▶ GIVEN PROBLEM:
Would you transcribe the whole listing exactly, minus its pictures?

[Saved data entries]
^^^^^^^^^^^^^^^^
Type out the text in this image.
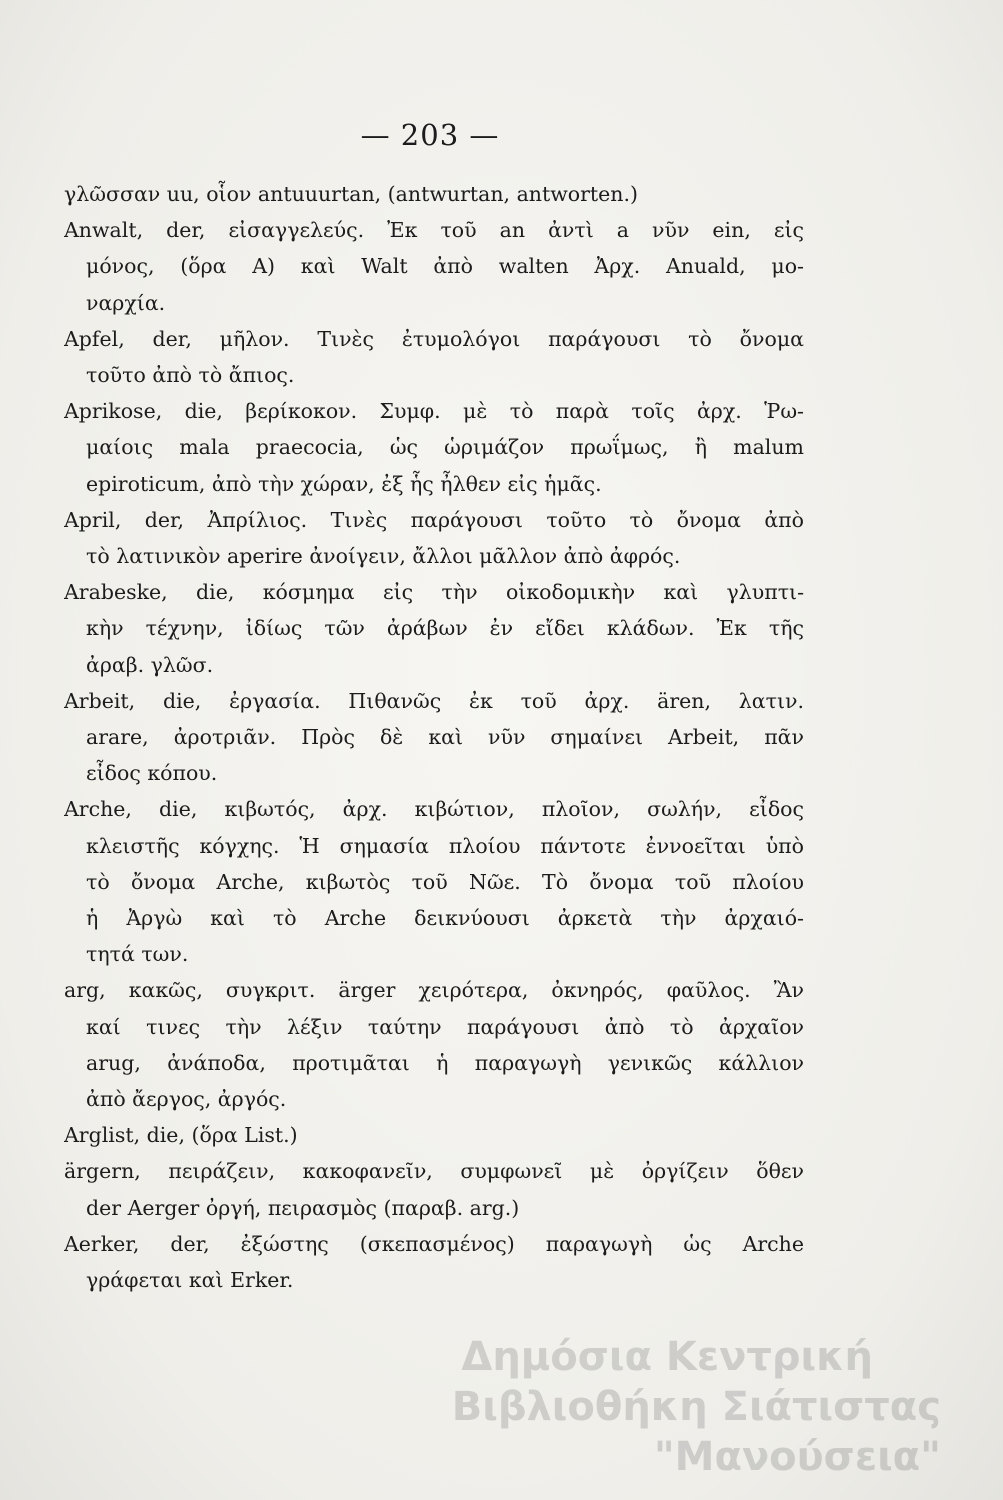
— 203 —
γλῶσσαν uu, οἷον antuuurtan, (antwurtan, antworten.)
Anwalt, der, εἰσαγγελεύς. Ἐκ τοῦ an ἀντὶ a νῦν ein, εἰς
μόνος, (ὅρα A) καὶ Walt ἀπὸ walten Ἀρχ. Anuald, μο-
ναρχία.
Apfel, der, μῆλον. Τινὲς ἐτυμολόγοι παράγουσι τὸ ὄνομα
τοῦτο ἀπὸ τὸ ἄπιος.
Aprikose, die, βερίκοκον. Συμφ. μὲ τὸ παρὰ τοῖς ἀρχ. Ῥω-
μαίοις mala praecocia, ὡς ὡριμάζον πρωΐμως, ἢ malum
epiroticum, ἀπὸ τὴν χώραν, ἐξ ἧς ἦλθεν εἰς ἡμᾶς.
April, der, Ἀπρίλιος. Τινὲς παράγουσι τοῦτο τὸ ὄνομα ἀπὸ
τὸ λατινικὸν aperire ἀνοίγειν, ἄλλοι μᾶλλον ἀπὸ ἀφρός.
Arabeske, die, κόσμημα εἰς τὴν οἰκοδομικὴν καὶ γλυπτι-
κὴν τέχνην, ἰδίως τῶν ἀράβων ἐν εἴδει κλάδων. Ἐκ τῆς
ἀραβ. γλῶσ.
Arbeit, die, ἐργασία. Πιθανῶς ἐκ τοῦ ἀρχ. ären, λατιν.
arare, ἀροτριᾶν. Πρὸς δὲ καὶ νῦν σημαίνει Arbeit, πᾶν
εἶδος κόπου.
Arche, die, κιβωτός, ἀρχ. κιβώτιον, πλοῖον, σωλήν, εἶδος
κλειστῆς κόγχης. Ἡ σημασία πλοίου πάντοτε ἐννοεῖται ὑπὸ
τὸ ὄνομα Arche, κιβωτὸς τοῦ Νῶε. Τὸ ὄνομα τοῦ πλοίου
ἡ Ἀργὼ καὶ τὸ Arche δεικνύουσι ἀρκετὰ τὴν ἀρχαιό-
τητά των.
arg, κακῶς, συγκριτ. ärger χειρότερα, ὀκνηρός, φαῦλος. Ἂν
καί τινες τὴν λέξιν ταύτην παράγουσι ἀπὸ τὸ ἀρχαῖον
arug, ἀνάποδα, προτιμᾶται ἡ παραγωγὴ γενικῶς κάλλιον
ἀπὸ ἄεργος, ἀργός.
Arglist, die, (ὅρα List.)
ärgern, πειράζειν, κακοφανεῖν, συμφωνεῖ μὲ ὀργίζειν ὅθεν
der Aerger ὀργή, πειρασμὸς (παραβ. arg.)
Aerker, der, ἐξώστης (σκεπασμένος) παραγωγὴ ὡς Arche
γράφεται καὶ Erker.
Δημόσια Κεντρική
Βιβλιοθήκη Σιάτιστας "Μανούσεια"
^^^^^^^^^^^^^^^^
▶ WORKED SOLUTION:
Type out the text in this image.
— 203 —
γλῶσσαν uu, οἷον antuuurtan, (antwurtan, antworten.)
Anwalt, der, εἰσαγγελεύς. Ἐκ τοῦ an ἀντὶ a νῦν ein, εἰς
μόνος, (ὅρα A) καὶ Walt ἀπὸ walten Ἀρχ. Anuald, μο-
ναρχία.
Apfel, der, μῆλον. Τινὲς ἐτυμολόγοι παράγουσι τὸ ὄνομα
τοῦτο ἀπὸ τὸ ἄπιος.
Aprikose, die, βερίκοκον. Συμφ. μὲ τὸ παρὰ τοῖς ἀρχ. Ῥω-
μαίοις mala praecocia, ὡς ὡριμάζον πρωΐμως, ἢ malum
epiroticum, ἀπὸ τὴν χώραν, ἐξ ἧς ἦλθεν εἰς ἡμᾶς.
April, der, Ἀπρίλιος. Τινὲς παράγουσι τοῦτο τὸ ὄνομα ἀπὸ
τὸ λατινικὸν aperire ἀνοίγειν, ἄλλοι μᾶλλον ἀπὸ ἀφρός.
Arabeske, die, κόσμημα εἰς τὴν οἰκοδομικὴν καὶ γλυπτι-
κὴν τέχνην, ἰδίως τῶν ἀράβων ἐν εἴδει κλάδων. Ἐκ τῆς
ἀραβ. γλῶσ.
Arbeit, die, ἐργασία. Πιθανῶς ἐκ τοῦ ἀρχ. ären, λατιν.
arare, ἀροτριᾶν. Πρὸς δὲ καὶ νῦν σημαίνει Arbeit, πᾶν
εἶδος κόπου.
Arche, die, κιβωτός, ἀρχ. κιβώτιον, πλοῖον, σωλήν, εἶδος
κλειστῆς κόγχης. Ἡ σημασία πλοίου πάντοτε ἐννοεῖται ὑπὸ
τὸ ὄνομα Arche, κιβωτὸς τοῦ Νῶε. Τὸ ὄνομα τοῦ πλοίου
ἡ Ἀργὼ καὶ τὸ Arche δεικνύουσι ἀρκετὰ τὴν ἀρχαιό-
τητά των.
arg, κακῶς, συγκριτ. ärger χειρότερα, ὀκνηρός, φαῦλος. Ἂν
καί τινες τὴν λέξιν ταύτην παράγουσι ἀπὸ τὸ ἀρχαῖον
arug, ἀνάποδα, προτιμᾶται ἡ παραγωγὴ γενικῶς κάλλιον
ἀπὸ ἄεργος, ἀργός.
Arglist, die, (ὅρα List.)
ärgern, πειράζειν, κακοφανεῖν, συμφωνεῖ μὲ ὀργίζειν ὅθεν
der Aerger ὀργή, πειρασμὸς (παραβ. arg.)
Aerker, der, ἐξώστης (σκεπασμένος) παραγωγὴ ὡς Arche
γράφεται καὶ Erker.
Δημόσια Κεντρική
Βιβλιοθήκη Σιάτιστας "Μανούσεια"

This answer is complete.